Stored data
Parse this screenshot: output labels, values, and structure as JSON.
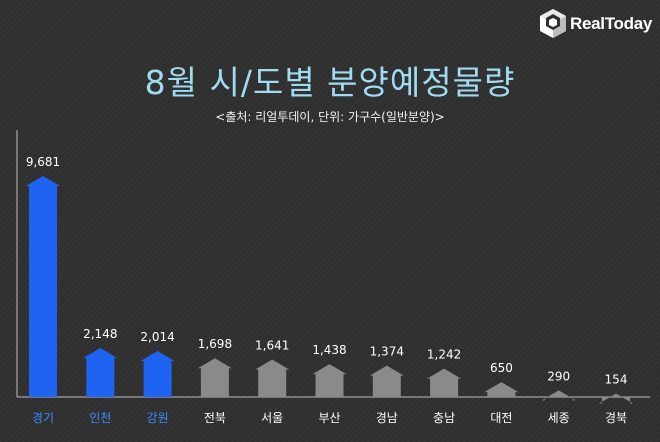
{
  "brand": {
    "name": "RealToday",
    "logo_icon": "house-cube-logo-icon"
  },
  "chart_data": {
    "type": "bar",
    "title": "8월 시/도별 분양예정물량",
    "subtitle": "<출처: 리얼투데이, 단위: 가구수(일반분양)>",
    "categories": [
      "경기",
      "인천",
      "강원",
      "전북",
      "서울",
      "부산",
      "경남",
      "충남",
      "대전",
      "세종",
      "경북"
    ],
    "values": [
      9681,
      2148,
      2014,
      1698,
      1641,
      1438,
      1374,
      1242,
      650,
      290,
      154
    ],
    "value_labels": [
      "9,681",
      "2,148",
      "2,014",
      "1,698",
      "1,641",
      "1,438",
      "1,374",
      "1,242",
      "650",
      "290",
      "154"
    ],
    "highlighted": [
      true,
      true,
      true,
      false,
      false,
      false,
      false,
      false,
      false,
      false,
      false
    ],
    "ylim": [
      0,
      10500
    ],
    "xlabel": "",
    "ylabel": "",
    "grid": false,
    "colors": {
      "highlight": "#1f63f2",
      "normal": "#8a8a8a",
      "highlight_label": "#3a8cff",
      "normal_label": "#ffffff",
      "axis": "#bdbdbd"
    }
  }
}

WHAT YOU ARE ASKED TO DO: Collect the lines of the data that carry the word "values".

ANSWER TO THIS PROBLEM:
Parse this screenshot: output labels, values, and structure as JSON.
    "values": [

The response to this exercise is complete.